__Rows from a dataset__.
━━━━━━━━━━━━━━━━━━━━
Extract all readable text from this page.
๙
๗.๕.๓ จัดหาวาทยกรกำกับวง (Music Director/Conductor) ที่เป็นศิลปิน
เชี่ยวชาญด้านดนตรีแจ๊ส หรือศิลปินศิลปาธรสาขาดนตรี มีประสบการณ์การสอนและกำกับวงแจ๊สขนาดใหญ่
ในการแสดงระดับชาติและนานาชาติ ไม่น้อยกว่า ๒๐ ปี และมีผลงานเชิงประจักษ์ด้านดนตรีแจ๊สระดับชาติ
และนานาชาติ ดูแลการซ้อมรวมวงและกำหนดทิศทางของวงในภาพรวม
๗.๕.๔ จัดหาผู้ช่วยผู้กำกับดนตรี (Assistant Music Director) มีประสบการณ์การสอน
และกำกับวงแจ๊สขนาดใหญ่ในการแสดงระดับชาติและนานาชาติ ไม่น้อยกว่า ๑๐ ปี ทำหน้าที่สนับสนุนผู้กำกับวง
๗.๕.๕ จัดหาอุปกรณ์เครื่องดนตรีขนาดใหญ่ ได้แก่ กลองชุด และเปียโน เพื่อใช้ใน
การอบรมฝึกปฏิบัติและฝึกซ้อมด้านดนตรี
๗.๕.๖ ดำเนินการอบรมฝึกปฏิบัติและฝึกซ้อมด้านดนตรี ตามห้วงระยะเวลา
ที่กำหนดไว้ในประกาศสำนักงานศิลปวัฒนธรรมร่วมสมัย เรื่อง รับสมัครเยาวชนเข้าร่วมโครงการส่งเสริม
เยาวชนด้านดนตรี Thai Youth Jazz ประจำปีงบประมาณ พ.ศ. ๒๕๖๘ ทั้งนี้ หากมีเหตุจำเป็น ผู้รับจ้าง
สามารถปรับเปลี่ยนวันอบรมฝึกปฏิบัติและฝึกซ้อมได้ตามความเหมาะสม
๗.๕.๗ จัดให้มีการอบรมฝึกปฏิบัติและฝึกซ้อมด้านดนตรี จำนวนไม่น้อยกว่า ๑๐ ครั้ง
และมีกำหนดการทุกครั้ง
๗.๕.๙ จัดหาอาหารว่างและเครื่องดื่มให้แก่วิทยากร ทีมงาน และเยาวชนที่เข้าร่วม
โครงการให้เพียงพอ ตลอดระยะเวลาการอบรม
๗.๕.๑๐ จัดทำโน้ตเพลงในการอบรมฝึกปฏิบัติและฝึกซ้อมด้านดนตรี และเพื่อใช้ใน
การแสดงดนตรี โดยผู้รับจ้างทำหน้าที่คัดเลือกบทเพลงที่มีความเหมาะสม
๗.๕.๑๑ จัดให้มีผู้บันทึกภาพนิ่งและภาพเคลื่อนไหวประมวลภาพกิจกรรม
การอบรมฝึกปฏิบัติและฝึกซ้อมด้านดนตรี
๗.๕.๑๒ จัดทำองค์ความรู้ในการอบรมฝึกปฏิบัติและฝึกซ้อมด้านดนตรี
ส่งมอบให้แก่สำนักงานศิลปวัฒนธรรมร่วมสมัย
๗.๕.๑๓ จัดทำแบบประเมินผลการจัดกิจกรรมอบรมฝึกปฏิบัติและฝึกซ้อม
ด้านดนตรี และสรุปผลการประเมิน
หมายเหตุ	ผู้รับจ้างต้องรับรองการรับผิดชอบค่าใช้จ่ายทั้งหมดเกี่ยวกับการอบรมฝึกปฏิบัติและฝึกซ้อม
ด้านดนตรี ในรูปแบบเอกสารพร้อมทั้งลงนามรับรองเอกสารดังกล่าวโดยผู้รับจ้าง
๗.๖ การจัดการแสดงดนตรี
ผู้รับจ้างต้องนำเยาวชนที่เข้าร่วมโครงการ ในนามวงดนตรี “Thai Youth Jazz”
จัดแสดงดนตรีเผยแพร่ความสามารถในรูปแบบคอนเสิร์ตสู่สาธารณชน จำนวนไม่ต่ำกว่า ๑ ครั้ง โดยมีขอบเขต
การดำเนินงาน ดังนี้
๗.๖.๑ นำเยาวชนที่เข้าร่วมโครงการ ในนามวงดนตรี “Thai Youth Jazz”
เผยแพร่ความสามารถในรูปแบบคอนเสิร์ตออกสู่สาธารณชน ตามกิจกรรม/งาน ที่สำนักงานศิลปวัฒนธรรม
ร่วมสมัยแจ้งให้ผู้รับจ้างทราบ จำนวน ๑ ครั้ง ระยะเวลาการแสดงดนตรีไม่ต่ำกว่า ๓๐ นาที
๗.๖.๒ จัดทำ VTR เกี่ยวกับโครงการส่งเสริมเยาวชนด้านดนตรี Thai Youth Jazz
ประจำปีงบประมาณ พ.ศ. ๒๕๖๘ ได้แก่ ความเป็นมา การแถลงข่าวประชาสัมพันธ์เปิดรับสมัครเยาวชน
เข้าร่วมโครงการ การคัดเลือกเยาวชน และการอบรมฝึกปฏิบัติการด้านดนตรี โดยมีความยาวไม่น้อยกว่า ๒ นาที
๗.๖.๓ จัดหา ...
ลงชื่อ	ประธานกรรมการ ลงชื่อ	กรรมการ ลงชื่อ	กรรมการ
━━━━━━━━━━━━━━━━━━━━
__Aim of the task__. Which lines hold the word "บวงแจ"? Copy every one of them.

__Answer to this task__.
เชี่ยวชาญด้านดนตรีแจ๊ส หรือศิลปินศิลปาธรสาขาดนตรี มีประสบการณ์การสอนและกำกับวงแจ๊สขนาดใหญ่
และกำกับวงแจ๊สขนาดใหญ่ในการแสดงระดับชาติและนานาชาติ ไม่น้อยกว่า ๑๐ ปี ทำหน้าที่สนับสนุนผู้กำกับวง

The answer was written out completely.